[Materials provided]
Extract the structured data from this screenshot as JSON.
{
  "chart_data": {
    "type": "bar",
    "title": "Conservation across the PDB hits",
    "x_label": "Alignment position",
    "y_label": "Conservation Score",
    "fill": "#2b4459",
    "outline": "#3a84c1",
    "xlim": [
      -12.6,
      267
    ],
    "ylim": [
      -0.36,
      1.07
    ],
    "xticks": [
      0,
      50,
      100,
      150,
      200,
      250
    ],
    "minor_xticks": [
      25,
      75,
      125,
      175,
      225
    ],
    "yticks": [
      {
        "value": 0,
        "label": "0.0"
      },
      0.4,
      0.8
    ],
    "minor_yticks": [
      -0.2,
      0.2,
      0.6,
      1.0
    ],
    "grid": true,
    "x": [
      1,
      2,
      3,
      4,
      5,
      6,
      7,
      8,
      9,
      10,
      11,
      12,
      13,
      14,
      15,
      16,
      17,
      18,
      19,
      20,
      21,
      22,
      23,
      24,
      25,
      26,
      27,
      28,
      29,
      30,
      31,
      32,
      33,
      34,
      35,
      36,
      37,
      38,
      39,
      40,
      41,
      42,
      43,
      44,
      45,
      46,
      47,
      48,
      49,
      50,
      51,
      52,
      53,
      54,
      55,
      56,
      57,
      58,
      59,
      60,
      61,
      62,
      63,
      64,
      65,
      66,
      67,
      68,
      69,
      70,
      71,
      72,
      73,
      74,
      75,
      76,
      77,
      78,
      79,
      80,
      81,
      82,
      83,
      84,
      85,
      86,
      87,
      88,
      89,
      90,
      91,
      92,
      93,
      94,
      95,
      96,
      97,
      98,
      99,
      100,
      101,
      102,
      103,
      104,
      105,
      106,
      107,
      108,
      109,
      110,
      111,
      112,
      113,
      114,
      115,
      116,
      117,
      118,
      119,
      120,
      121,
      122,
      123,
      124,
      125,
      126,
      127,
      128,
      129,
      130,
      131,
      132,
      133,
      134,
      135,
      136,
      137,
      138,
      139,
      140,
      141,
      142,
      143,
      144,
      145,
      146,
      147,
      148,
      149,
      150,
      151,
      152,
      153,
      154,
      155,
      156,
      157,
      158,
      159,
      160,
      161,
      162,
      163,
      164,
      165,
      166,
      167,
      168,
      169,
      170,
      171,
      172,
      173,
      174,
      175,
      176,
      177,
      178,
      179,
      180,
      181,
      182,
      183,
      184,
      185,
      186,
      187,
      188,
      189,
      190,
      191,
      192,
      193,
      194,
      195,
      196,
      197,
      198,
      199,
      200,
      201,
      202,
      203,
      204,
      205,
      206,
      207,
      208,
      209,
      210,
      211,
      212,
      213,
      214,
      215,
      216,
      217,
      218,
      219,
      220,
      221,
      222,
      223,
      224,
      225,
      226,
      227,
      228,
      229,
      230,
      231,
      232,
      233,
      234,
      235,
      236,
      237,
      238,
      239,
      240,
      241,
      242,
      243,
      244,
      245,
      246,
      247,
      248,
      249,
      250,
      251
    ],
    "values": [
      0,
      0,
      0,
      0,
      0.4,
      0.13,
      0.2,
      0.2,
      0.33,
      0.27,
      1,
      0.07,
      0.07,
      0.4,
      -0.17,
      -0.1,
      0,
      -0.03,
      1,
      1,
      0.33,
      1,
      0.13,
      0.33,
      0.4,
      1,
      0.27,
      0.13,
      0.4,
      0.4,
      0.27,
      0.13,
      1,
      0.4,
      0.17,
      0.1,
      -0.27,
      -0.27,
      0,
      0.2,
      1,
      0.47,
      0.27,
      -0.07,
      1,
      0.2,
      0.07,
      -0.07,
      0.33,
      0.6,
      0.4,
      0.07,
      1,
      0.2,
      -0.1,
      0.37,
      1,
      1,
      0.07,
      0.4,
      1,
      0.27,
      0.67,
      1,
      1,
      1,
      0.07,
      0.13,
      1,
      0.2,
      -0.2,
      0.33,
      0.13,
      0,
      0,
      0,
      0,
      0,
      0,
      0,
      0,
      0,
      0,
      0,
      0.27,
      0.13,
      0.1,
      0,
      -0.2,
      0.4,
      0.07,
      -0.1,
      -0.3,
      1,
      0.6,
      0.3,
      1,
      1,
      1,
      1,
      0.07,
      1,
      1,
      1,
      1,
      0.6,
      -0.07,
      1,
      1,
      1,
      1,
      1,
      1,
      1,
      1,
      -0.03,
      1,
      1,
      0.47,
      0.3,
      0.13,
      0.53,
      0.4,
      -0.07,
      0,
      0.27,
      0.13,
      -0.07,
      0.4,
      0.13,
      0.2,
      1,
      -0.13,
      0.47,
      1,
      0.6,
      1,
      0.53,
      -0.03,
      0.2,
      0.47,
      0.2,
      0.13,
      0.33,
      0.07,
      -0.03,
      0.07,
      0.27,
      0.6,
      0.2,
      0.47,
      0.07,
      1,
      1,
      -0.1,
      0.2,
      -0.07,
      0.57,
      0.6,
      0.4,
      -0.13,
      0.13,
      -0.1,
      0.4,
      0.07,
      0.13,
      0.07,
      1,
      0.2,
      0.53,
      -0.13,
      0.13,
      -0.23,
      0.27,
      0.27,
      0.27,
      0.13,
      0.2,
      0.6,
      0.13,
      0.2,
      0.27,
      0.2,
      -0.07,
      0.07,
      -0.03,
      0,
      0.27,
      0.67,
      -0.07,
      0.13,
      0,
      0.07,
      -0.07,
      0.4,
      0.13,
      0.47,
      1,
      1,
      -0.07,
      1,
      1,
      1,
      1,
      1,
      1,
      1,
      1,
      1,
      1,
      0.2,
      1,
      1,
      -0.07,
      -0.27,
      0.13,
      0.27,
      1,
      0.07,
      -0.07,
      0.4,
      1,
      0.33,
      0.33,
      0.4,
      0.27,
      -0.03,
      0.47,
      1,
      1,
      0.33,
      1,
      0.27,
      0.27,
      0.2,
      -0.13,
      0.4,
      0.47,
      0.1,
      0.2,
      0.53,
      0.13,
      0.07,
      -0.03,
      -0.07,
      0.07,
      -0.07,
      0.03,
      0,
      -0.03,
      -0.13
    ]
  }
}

[Task requirements]
Your task is to retype all the records above with nothing left out.

[Solution to this exercise]
Extract the structured data from this screenshot as JSON.
{
  "chart_data": {
    "type": "bar",
    "title": "Conservation across the PDB hits",
    "x_label": "Alignment position",
    "y_label": "Conservation Score",
    "fill": "#2b4459",
    "outline": "#3a84c1",
    "xlim": [
      -12.6,
      267
    ],
    "ylim": [
      -0.36,
      1.07
    ],
    "xticks": [
      0,
      50,
      100,
      150,
      200,
      250
    ],
    "minor_xticks": [
      25,
      75,
      125,
      175,
      225
    ],
    "yticks": [
      {
        "value": 0,
        "label": "0.0"
      },
      0.4,
      0.8
    ],
    "minor_yticks": [
      -0.2,
      0.2,
      0.6,
      1.0
    ],
    "grid": true,
    "x": [
      1,
      2,
      3,
      4,
      5,
      6,
      7,
      8,
      9,
      10,
      11,
      12,
      13,
      14,
      15,
      16,
      17,
      18,
      19,
      20,
      21,
      22,
      23,
      24,
      25,
      26,
      27,
      28,
      29,
      30,
      31,
      32,
      33,
      34,
      35,
      36,
      37,
      38,
      39,
      40,
      41,
      42,
      43,
      44,
      45,
      46,
      47,
      48,
      49,
      50,
      51,
      52,
      53,
      54,
      55,
      56,
      57,
      58,
      59,
      60,
      61,
      62,
      63,
      64,
      65,
      66,
      67,
      68,
      69,
      70,
      71,
      72,
      73,
      74,
      75,
      76,
      77,
      78,
      79,
      80,
      81,
      82,
      83,
      84,
      85,
      86,
      87,
      88,
      89,
      90,
      91,
      92,
      93,
      94,
      95,
      96,
      97,
      98,
      99,
      100,
      101,
      102,
      103,
      104,
      105,
      106,
      107,
      108,
      109,
      110,
      111,
      112,
      113,
      114,
      115,
      116,
      117,
      118,
      119,
      120,
      121,
      122,
      123,
      124,
      125,
      126,
      127,
      128,
      129,
      130,
      131,
      132,
      133,
      134,
      135,
      136,
      137,
      138,
      139,
      140,
      141,
      142,
      143,
      144,
      145,
      146,
      147,
      148,
      149,
      150,
      151,
      152,
      153,
      154,
      155,
      156,
      157,
      158,
      159,
      160,
      161,
      162,
      163,
      164,
      165,
      166,
      167,
      168,
      169,
      170,
      171,
      172,
      173,
      174,
      175,
      176,
      177,
      178,
      179,
      180,
      181,
      182,
      183,
      184,
      185,
      186,
      187,
      188,
      189,
      190,
      191,
      192,
      193,
      194,
      195,
      196,
      197,
      198,
      199,
      200,
      201,
      202,
      203,
      204,
      205,
      206,
      207,
      208,
      209,
      210,
      211,
      212,
      213,
      214,
      215,
      216,
      217,
      218,
      219,
      220,
      221,
      222,
      223,
      224,
      225,
      226,
      227,
      228,
      229,
      230,
      231,
      232,
      233,
      234,
      235,
      236,
      237,
      238,
      239,
      240,
      241,
      242,
      243,
      244,
      245,
      246,
      247,
      248,
      249,
      250,
      251
    ],
    "values": [
      0,
      0,
      0,
      0,
      0.4,
      0.13,
      0.2,
      0.2,
      0.33,
      0.27,
      1,
      0.07,
      0.07,
      0.4,
      -0.17,
      -0.1,
      0,
      -0.03,
      1,
      1,
      0.33,
      1,
      0.13,
      0.33,
      0.4,
      1,
      0.27,
      0.13,
      0.4,
      0.4,
      0.27,
      0.13,
      1,
      0.4,
      0.17,
      0.1,
      -0.27,
      -0.27,
      0,
      0.2,
      1,
      0.47,
      0.27,
      -0.07,
      1,
      0.2,
      0.07,
      -0.07,
      0.33,
      0.6,
      0.4,
      0.07,
      1,
      0.2,
      -0.1,
      0.37,
      1,
      1,
      0.07,
      0.4,
      1,
      0.27,
      0.67,
      1,
      1,
      1,
      0.07,
      0.13,
      1,
      0.2,
      -0.2,
      0.33,
      0.13,
      0,
      0,
      0,
      0,
      0,
      0,
      0,
      0,
      0,
      0,
      0,
      0.27,
      0.13,
      0.1,
      0,
      -0.2,
      0.4,
      0.07,
      -0.1,
      -0.3,
      1,
      0.6,
      0.3,
      1,
      1,
      1,
      1,
      0.07,
      1,
      1,
      1,
      1,
      0.6,
      -0.07,
      1,
      1,
      1,
      1,
      1,
      1,
      1,
      1,
      -0.03,
      1,
      1,
      0.47,
      0.3,
      0.13,
      0.53,
      0.4,
      -0.07,
      0,
      0.27,
      0.13,
      -0.07,
      0.4,
      0.13,
      0.2,
      1,
      -0.13,
      0.47,
      1,
      0.6,
      1,
      0.53,
      -0.03,
      0.2,
      0.47,
      0.2,
      0.13,
      0.33,
      0.07,
      -0.03,
      0.07,
      0.27,
      0.6,
      0.2,
      0.47,
      0.07,
      1,
      1,
      -0.1,
      0.2,
      -0.07,
      0.57,
      0.6,
      0.4,
      -0.13,
      0.13,
      -0.1,
      0.4,
      0.07,
      0.13,
      0.07,
      1,
      0.2,
      0.53,
      -0.13,
      0.13,
      -0.23,
      0.27,
      0.27,
      0.27,
      0.13,
      0.2,
      0.6,
      0.13,
      0.2,
      0.27,
      0.2,
      -0.07,
      0.07,
      -0.03,
      0,
      0.27,
      0.67,
      -0.07,
      0.13,
      0,
      0.07,
      -0.07,
      0.4,
      0.13,
      0.47,
      1,
      1,
      -0.07,
      1,
      1,
      1,
      1,
      1,
      1,
      1,
      1,
      1,
      1,
      0.2,
      1,
      1,
      -0.07,
      -0.27,
      0.13,
      0.27,
      1,
      0.07,
      -0.07,
      0.4,
      1,
      0.33,
      0.33,
      0.4,
      0.27,
      -0.03,
      0.47,
      1,
      1,
      0.33,
      1,
      0.27,
      0.27,
      0.2,
      -0.13,
      0.4,
      0.47,
      0.1,
      0.2,
      0.53,
      0.13,
      0.07,
      -0.03,
      -0.07,
      0.07,
      -0.07,
      0.03,
      0,
      -0.03,
      -0.13
    ]
  }
}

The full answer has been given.